Page text:
╔══
# Latest demo vid



## Swordlady (Jan 8, 2006)

My dojo had an in-class _embu_ (demonstration) last night to usher in the new year.  Here's my bit; right-click to upload (file is in mpeg format, 13.6 megs): http://home.comcast.net/~mubai/Jen_embu_1-7-06.mpg

I know that I made some mistakes that night; demos always make me a bit...nervous...


----------



## BlackCatBonz (Jan 8, 2006)

that was great.....and you're only getting better!


----------



## Nanalo74 (Jan 8, 2006)

Great stuff!

Thanks for sharing!

Vic
www.combatartsusa.com


----------



## Gemini (Jan 8, 2006)

It's always great when you share your techniques, Swordlady! 

Don't worry about the mistakes, we all make 'em.


----------



## Henderson (Jan 8, 2006)

Gemini said:
			
		

> Don't worry about the mistakes, we all make 'em.


 
Perfection is impossible.  But it IS nice to try.  Good stuff! 


Respects,

Frank


----------



## terryl965 (Jan 8, 2006)

Looking good swordlady
Terry


----------



## mantis (Jan 8, 2006)
╚══
Exercise goal: Please list every username that heads a post in the demo video thread above.

Information supplied:
╔══
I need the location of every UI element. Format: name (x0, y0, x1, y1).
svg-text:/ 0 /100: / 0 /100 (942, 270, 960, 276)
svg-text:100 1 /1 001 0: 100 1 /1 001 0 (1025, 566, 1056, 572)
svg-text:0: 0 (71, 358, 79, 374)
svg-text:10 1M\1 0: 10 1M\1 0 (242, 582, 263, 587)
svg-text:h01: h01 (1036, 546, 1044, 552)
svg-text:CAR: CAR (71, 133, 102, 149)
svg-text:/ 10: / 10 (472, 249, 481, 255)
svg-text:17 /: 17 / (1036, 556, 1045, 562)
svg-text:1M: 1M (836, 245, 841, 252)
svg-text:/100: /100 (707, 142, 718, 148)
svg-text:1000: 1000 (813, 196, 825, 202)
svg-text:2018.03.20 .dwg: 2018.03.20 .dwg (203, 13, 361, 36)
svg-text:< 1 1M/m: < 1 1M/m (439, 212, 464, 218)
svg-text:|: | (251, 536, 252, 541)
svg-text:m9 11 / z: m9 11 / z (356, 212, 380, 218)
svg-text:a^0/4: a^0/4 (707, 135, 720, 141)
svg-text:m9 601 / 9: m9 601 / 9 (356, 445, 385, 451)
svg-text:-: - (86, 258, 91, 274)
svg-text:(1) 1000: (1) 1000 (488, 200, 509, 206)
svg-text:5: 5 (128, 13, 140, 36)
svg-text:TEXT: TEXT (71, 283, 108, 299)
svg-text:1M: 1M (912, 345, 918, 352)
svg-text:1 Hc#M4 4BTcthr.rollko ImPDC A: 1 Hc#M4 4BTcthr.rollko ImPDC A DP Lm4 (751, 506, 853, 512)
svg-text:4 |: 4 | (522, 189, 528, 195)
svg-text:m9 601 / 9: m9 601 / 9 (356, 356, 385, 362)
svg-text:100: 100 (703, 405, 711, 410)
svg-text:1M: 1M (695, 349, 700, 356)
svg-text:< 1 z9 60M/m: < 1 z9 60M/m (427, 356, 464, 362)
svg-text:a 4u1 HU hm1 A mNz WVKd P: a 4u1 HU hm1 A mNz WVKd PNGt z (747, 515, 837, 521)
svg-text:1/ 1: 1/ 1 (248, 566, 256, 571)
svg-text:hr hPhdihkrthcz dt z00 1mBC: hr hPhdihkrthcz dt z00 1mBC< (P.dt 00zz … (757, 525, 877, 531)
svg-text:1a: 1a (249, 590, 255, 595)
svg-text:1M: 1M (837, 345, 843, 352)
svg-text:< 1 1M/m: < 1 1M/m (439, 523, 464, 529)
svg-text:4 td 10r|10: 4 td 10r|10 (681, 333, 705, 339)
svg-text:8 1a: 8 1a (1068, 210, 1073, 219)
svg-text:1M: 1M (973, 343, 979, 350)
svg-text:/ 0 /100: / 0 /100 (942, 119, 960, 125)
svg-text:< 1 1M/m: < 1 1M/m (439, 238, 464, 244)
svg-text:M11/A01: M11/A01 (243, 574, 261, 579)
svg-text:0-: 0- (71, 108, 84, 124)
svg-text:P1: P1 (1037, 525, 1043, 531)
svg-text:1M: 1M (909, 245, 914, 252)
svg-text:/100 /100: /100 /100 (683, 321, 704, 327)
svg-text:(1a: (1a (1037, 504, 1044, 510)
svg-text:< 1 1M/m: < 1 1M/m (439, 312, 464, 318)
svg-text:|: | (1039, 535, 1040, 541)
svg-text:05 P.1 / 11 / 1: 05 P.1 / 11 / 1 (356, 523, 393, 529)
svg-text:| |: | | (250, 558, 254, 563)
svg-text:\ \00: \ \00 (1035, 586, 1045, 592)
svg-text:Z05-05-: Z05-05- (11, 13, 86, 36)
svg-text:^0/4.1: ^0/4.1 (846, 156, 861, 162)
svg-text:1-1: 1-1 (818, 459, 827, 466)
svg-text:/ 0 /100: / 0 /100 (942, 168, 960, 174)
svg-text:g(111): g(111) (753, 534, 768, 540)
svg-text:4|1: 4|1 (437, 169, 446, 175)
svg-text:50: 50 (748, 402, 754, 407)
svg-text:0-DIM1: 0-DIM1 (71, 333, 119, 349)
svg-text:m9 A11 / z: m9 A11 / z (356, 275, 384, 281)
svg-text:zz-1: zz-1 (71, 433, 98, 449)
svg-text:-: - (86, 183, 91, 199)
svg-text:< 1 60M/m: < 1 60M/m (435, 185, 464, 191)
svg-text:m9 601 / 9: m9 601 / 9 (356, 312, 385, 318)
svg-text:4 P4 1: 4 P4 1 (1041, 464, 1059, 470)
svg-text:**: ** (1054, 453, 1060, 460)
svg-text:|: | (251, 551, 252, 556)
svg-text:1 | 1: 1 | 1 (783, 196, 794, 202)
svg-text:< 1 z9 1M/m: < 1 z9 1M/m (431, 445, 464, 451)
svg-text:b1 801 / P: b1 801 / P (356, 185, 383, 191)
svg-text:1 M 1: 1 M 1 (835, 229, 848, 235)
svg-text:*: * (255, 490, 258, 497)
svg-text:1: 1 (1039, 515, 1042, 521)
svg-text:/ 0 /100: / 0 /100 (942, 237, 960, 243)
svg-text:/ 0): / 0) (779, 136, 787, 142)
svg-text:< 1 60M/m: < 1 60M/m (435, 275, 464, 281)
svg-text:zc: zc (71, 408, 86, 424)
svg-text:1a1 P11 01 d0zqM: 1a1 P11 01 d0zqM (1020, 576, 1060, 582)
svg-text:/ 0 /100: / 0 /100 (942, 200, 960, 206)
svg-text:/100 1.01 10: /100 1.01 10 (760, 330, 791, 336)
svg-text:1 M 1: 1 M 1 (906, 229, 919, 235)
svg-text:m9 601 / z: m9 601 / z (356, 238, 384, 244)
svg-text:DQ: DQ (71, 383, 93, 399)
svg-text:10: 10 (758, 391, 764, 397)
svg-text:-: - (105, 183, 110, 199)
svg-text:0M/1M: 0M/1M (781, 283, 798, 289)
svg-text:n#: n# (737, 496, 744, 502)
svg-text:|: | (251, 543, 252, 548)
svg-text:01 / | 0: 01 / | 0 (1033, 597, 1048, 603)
╚══
Exercise solution: Swordlady, BlackCatBonz, Nanalo74, Gemini, Henderson, terryl965, mantis